Instructions for the task:
Extract every line where the string "object" appears.

::::

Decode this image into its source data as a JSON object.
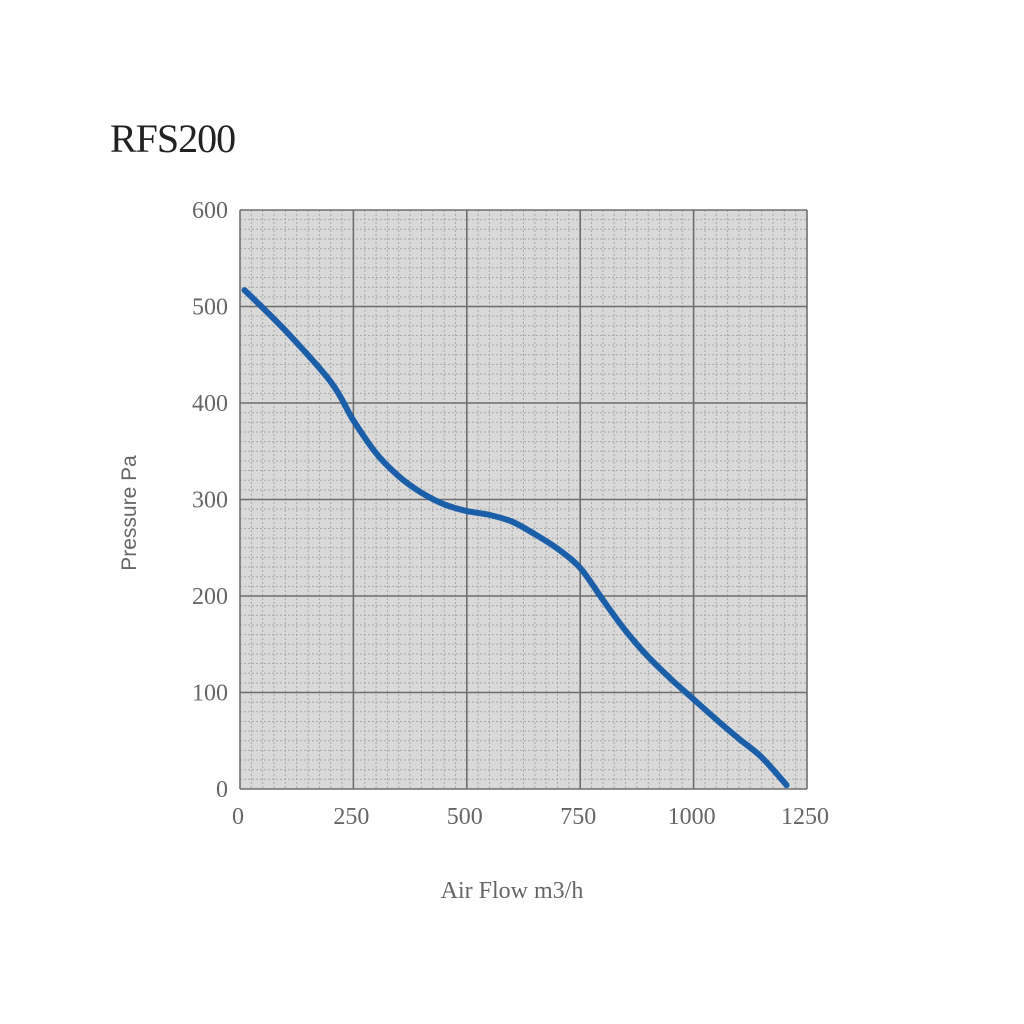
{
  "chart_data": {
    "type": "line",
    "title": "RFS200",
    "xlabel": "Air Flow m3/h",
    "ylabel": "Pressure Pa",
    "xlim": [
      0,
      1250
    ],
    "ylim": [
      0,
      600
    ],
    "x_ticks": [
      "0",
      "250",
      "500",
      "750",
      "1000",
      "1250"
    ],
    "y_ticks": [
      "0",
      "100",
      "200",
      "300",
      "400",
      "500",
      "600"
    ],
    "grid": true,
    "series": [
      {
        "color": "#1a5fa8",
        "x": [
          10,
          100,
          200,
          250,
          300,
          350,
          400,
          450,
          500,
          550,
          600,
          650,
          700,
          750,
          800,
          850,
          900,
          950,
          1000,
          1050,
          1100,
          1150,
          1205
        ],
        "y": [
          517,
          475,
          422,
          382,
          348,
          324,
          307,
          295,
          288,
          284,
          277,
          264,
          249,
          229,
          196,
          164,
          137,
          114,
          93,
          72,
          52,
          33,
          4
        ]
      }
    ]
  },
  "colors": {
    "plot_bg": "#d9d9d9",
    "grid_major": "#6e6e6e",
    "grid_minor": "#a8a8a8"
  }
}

::::

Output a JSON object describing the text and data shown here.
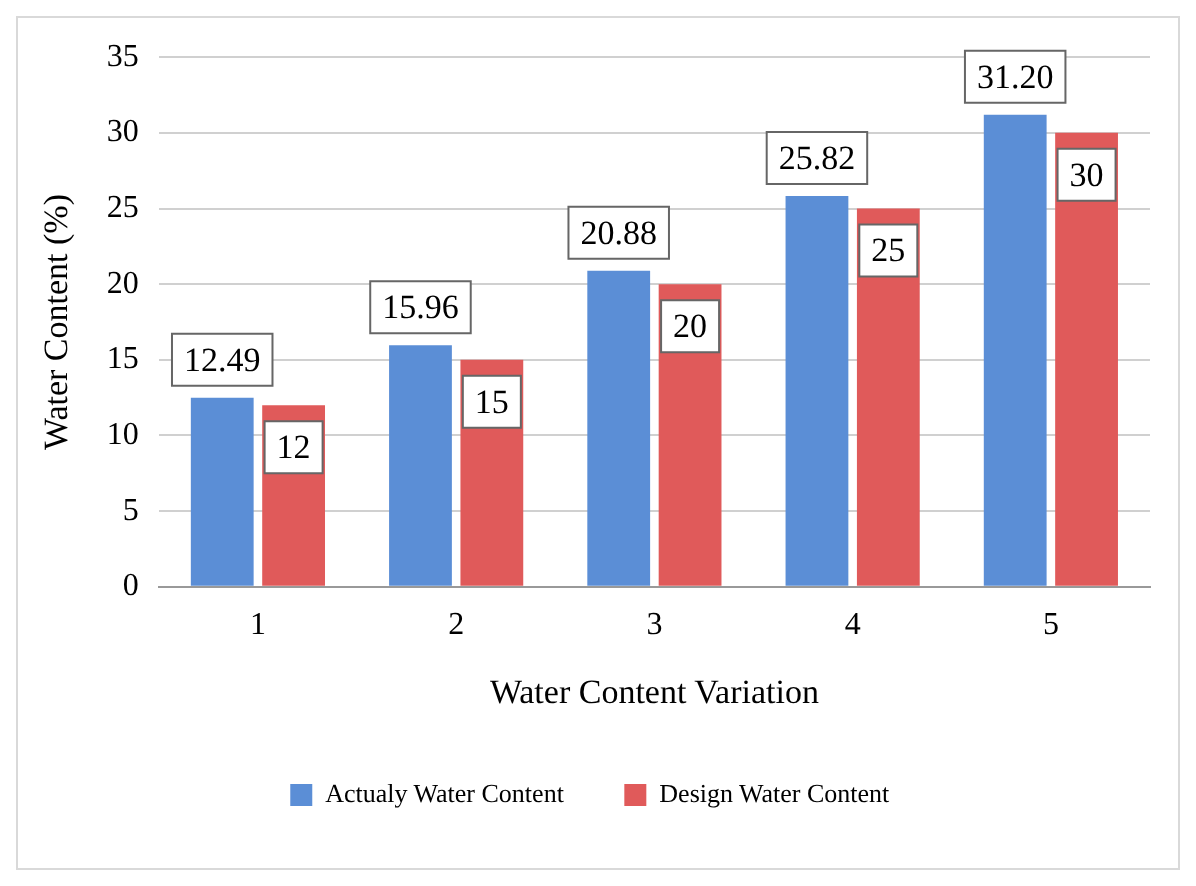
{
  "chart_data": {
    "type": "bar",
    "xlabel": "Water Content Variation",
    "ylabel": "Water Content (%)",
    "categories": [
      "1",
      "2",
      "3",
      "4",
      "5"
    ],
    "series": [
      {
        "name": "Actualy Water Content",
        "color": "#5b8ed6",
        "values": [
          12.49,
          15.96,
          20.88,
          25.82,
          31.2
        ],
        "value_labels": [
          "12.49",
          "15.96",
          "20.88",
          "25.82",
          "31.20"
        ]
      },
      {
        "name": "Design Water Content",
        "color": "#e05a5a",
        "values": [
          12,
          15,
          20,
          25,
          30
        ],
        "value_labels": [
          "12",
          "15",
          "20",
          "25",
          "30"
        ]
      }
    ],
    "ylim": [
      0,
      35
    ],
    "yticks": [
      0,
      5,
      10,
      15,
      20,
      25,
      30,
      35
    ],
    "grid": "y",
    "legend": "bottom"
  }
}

::::

Written solution:
Decode this image into its source data as a JSON object.
Output a JSON object describing the text and data shown here.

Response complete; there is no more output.